[Figure record listings]
----------

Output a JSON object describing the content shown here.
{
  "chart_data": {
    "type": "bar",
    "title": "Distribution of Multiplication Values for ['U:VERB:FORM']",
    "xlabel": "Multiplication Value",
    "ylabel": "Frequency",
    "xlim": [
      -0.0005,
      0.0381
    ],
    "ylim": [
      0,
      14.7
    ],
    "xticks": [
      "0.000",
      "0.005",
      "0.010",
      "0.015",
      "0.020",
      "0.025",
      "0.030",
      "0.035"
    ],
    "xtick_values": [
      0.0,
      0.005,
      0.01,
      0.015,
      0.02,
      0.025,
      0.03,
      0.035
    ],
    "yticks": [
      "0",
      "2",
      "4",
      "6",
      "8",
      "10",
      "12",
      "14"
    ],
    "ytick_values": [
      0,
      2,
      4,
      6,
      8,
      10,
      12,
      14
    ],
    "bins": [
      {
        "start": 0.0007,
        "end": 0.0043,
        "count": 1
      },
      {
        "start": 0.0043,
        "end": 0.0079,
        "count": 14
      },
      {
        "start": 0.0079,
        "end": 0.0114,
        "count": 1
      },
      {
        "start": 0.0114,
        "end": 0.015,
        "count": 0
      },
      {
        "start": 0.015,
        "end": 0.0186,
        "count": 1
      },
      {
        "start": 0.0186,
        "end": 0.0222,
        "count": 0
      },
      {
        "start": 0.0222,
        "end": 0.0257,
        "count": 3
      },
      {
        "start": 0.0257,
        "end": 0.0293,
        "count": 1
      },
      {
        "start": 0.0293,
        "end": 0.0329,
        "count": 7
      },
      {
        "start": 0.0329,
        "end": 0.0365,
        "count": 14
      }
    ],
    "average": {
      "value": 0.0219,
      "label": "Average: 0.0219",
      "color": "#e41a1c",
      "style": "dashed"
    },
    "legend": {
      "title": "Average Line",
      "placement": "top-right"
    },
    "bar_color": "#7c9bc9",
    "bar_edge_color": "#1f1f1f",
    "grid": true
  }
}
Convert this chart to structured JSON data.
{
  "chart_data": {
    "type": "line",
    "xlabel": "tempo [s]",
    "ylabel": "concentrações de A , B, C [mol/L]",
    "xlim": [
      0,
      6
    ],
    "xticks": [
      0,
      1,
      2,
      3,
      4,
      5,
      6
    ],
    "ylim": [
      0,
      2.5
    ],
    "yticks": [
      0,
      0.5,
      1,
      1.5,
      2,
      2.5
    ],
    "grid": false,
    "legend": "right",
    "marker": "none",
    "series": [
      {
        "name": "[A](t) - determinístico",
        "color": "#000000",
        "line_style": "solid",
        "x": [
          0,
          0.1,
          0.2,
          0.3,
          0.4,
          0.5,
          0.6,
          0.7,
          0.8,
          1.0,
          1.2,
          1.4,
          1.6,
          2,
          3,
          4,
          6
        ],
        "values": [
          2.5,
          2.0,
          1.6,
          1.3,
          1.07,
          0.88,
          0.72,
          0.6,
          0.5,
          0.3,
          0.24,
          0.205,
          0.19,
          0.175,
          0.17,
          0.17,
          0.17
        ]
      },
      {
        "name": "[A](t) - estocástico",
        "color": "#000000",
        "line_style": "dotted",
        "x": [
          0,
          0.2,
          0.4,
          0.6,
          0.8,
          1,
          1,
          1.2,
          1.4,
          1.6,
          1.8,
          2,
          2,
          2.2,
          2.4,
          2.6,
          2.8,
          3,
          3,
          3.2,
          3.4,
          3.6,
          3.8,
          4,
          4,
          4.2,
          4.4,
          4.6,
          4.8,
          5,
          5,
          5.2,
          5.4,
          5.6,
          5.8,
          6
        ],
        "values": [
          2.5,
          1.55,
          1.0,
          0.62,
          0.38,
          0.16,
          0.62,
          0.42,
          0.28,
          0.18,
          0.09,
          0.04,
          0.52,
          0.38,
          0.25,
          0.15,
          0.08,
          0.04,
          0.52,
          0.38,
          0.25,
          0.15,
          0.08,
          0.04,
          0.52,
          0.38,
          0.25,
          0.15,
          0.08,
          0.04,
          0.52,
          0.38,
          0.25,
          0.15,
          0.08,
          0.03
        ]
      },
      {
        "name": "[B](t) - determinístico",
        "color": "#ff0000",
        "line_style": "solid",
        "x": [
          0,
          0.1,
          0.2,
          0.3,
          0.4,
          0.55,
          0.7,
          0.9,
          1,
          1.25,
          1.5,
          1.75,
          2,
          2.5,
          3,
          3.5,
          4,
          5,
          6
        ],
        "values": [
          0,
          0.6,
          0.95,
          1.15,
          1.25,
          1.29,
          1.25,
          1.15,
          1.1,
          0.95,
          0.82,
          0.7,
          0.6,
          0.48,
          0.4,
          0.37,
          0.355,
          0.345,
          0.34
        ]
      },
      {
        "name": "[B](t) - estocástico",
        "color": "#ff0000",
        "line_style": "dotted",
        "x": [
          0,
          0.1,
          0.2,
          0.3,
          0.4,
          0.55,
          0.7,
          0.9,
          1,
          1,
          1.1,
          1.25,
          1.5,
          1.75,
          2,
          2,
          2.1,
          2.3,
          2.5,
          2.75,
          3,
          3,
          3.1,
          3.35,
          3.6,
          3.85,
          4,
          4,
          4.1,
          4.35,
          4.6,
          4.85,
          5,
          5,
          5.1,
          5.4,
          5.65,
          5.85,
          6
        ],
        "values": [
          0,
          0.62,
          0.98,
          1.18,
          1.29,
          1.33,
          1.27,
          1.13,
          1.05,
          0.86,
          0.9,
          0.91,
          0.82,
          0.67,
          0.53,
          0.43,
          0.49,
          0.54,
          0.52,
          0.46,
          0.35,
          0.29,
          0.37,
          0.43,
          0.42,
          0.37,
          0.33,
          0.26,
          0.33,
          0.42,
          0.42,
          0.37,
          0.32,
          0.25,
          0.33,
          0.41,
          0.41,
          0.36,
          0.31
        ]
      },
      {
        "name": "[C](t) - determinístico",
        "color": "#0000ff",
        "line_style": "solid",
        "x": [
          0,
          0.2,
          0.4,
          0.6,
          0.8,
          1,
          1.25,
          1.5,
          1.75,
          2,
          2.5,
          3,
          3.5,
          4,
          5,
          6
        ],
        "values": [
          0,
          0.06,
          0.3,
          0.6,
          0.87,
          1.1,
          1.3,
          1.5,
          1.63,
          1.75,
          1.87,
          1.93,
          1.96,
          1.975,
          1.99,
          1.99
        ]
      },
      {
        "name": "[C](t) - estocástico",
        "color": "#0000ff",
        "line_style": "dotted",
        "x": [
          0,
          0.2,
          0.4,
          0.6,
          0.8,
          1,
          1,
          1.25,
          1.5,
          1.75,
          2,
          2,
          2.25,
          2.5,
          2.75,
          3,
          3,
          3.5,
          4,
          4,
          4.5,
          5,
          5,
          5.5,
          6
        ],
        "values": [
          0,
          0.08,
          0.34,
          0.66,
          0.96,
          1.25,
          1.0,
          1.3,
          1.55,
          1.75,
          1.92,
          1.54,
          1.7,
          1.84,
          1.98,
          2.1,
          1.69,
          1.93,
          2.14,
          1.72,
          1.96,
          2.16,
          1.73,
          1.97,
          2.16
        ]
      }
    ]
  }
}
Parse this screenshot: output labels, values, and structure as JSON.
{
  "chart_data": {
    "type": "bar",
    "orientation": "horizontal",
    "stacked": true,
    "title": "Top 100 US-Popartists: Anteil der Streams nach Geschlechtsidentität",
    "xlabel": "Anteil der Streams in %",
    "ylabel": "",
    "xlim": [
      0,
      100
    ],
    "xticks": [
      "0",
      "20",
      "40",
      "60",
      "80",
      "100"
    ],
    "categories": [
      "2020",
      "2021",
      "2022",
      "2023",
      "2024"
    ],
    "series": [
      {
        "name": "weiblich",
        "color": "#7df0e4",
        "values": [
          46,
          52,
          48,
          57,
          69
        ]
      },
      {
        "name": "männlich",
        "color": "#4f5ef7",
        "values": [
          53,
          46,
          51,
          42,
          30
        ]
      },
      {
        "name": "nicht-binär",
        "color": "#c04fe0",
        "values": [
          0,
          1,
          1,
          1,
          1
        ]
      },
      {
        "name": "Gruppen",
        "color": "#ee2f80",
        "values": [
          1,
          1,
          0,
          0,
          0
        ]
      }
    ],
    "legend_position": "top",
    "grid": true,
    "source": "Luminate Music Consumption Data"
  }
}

----------

_Short task_. Scan the entries above and work out how many lines include the word "name"; the reply is that number alone.

_Response_. 10